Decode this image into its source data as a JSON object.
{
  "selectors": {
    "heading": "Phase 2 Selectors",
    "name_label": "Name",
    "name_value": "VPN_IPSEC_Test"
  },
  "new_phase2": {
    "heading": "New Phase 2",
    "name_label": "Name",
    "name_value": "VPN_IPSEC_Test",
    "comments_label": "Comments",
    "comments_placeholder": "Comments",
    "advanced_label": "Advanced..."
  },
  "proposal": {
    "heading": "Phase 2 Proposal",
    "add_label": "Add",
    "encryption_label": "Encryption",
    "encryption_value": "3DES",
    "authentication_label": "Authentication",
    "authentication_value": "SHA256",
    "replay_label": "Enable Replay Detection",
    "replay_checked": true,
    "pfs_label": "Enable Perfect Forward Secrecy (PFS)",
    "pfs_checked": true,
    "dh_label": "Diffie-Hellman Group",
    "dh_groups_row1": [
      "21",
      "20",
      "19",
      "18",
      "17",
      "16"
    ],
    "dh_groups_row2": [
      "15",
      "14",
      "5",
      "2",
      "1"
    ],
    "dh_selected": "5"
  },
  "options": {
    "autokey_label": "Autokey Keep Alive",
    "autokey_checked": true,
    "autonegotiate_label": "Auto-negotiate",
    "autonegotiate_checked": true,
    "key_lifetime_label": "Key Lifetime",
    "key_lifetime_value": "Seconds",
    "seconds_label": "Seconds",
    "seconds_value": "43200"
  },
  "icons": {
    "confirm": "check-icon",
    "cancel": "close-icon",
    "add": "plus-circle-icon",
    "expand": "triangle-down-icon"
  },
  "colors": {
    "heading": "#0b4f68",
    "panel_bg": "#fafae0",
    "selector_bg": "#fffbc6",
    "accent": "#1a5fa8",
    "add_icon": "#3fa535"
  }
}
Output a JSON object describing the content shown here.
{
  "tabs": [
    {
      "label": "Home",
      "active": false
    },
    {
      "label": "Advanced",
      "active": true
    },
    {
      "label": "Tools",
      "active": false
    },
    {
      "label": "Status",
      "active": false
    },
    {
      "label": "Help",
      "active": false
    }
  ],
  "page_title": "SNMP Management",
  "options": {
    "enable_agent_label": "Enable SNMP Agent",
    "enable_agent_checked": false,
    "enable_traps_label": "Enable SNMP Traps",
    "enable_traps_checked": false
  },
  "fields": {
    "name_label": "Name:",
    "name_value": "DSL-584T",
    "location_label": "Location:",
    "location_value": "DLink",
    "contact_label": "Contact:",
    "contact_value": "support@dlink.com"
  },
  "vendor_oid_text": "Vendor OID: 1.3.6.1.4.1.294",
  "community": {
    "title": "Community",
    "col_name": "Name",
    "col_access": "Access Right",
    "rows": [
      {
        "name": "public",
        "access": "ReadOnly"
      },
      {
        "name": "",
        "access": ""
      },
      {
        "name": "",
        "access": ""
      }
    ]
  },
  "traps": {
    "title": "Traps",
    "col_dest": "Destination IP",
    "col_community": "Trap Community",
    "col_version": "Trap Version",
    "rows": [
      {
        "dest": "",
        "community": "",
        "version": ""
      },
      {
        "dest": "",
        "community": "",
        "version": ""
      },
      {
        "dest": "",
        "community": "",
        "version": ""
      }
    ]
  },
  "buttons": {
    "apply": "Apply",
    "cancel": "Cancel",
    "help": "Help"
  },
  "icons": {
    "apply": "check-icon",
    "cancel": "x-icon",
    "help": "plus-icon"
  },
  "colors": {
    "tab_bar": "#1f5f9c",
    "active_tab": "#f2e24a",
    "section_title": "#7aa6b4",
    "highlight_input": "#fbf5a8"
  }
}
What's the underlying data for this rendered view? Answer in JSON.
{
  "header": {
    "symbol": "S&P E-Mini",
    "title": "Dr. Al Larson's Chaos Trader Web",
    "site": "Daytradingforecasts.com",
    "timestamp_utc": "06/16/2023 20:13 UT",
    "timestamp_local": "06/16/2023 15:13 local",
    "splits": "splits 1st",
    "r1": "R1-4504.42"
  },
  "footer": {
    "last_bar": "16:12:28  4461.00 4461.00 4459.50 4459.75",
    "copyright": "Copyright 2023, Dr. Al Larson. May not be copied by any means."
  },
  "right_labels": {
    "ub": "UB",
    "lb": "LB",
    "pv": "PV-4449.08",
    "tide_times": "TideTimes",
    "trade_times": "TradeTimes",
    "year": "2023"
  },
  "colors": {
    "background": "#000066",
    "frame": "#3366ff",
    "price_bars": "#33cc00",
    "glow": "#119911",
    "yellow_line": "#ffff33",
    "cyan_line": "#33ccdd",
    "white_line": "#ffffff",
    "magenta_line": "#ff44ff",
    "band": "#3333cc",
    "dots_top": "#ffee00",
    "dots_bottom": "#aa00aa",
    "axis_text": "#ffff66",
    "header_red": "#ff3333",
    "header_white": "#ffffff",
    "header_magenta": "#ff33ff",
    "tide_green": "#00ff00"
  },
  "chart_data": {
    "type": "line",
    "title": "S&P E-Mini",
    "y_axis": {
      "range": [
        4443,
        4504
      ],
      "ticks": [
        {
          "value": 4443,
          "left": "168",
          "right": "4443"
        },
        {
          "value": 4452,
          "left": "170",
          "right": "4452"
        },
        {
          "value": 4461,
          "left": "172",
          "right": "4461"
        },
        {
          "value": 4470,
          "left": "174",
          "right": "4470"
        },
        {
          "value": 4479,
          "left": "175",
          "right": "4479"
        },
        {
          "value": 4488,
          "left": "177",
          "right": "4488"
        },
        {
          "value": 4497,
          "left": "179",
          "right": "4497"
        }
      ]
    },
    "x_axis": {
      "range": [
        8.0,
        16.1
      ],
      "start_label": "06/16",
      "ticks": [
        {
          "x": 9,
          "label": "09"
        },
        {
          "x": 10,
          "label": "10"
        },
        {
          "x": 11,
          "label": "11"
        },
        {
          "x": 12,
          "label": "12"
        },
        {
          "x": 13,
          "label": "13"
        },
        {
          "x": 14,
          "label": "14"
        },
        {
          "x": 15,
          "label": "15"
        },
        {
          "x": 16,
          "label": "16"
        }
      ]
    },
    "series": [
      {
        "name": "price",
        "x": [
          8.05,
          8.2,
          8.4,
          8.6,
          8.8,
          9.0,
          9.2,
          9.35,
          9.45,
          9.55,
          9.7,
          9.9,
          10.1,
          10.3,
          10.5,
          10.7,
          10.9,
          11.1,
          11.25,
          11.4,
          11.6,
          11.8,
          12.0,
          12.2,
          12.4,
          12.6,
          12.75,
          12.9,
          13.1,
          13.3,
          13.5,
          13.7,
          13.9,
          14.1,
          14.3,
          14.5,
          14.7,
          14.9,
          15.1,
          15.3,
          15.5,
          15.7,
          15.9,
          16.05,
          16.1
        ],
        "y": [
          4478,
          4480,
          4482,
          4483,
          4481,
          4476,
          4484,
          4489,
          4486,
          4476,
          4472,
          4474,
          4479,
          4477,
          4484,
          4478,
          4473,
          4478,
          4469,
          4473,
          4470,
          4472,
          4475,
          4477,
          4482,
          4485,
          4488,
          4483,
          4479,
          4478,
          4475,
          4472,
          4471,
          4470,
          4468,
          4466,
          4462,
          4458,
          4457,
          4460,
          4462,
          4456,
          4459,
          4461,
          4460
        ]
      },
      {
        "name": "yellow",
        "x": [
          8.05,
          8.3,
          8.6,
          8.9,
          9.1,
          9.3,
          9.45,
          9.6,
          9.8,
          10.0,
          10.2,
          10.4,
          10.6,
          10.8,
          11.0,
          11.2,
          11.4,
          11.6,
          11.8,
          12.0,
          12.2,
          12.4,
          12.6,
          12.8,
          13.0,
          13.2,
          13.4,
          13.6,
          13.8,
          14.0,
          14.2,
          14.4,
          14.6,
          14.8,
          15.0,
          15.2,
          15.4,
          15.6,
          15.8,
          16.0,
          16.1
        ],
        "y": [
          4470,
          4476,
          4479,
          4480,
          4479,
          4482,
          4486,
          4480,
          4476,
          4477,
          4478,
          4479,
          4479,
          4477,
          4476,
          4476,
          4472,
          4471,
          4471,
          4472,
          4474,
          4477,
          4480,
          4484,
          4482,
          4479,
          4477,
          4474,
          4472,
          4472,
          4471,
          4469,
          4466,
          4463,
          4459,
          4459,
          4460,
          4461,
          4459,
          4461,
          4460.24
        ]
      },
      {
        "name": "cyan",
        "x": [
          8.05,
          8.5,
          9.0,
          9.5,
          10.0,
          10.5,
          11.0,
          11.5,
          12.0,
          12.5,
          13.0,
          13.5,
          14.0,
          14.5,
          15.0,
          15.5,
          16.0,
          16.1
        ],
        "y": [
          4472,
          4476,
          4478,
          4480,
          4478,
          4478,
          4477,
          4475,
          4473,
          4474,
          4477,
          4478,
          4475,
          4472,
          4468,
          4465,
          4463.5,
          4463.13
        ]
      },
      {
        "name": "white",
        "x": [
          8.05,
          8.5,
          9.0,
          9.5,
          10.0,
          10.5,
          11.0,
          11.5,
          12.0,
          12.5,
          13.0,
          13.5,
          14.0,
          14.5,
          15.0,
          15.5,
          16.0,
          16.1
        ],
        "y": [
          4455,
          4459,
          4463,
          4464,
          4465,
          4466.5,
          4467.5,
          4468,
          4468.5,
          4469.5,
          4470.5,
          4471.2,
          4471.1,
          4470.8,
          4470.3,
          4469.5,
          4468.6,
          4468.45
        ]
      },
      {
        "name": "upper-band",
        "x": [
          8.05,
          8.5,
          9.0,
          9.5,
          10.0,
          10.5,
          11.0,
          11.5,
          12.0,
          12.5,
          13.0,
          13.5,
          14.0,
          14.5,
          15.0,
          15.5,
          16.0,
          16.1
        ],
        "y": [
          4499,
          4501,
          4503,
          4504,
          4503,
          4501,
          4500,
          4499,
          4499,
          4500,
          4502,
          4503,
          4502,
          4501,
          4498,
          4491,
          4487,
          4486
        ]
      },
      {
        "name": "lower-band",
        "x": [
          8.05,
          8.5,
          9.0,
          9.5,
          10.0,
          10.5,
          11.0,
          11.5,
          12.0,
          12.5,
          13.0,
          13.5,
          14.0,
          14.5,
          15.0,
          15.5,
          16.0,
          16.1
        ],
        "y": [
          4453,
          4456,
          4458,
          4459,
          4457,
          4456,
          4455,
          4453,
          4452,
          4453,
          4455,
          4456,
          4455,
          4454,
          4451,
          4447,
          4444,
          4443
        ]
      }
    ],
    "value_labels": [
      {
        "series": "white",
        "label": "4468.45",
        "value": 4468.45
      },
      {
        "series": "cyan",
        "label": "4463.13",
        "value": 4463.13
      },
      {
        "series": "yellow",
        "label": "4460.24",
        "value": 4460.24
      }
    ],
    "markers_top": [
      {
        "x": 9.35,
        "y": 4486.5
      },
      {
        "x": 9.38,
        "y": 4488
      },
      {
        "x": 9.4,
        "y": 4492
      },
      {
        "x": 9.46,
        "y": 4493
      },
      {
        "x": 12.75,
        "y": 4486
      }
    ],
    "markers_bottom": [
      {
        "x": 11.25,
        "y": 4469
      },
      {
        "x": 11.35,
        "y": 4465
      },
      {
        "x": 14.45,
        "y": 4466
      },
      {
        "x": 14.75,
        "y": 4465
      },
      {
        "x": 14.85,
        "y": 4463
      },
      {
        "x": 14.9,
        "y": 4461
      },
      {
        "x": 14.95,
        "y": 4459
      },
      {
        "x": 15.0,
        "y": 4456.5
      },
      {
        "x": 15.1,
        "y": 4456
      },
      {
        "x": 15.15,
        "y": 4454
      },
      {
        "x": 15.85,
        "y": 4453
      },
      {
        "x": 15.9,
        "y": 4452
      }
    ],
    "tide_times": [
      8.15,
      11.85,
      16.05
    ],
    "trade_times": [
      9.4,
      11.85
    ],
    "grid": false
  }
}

┄┄┄┄┄┄┄┄┄┄┄┄┄┄┄┄┄┄┄┄

CHALLENGE:
Check each line of the records for the word "JSON", and show the lines that contain it.

FULL OUTPUT:
Decode this image into its source data as a JSON object.
Output a JSON object describing the content shown here.
What's the underlying data for this rendered view? Answer in JSON.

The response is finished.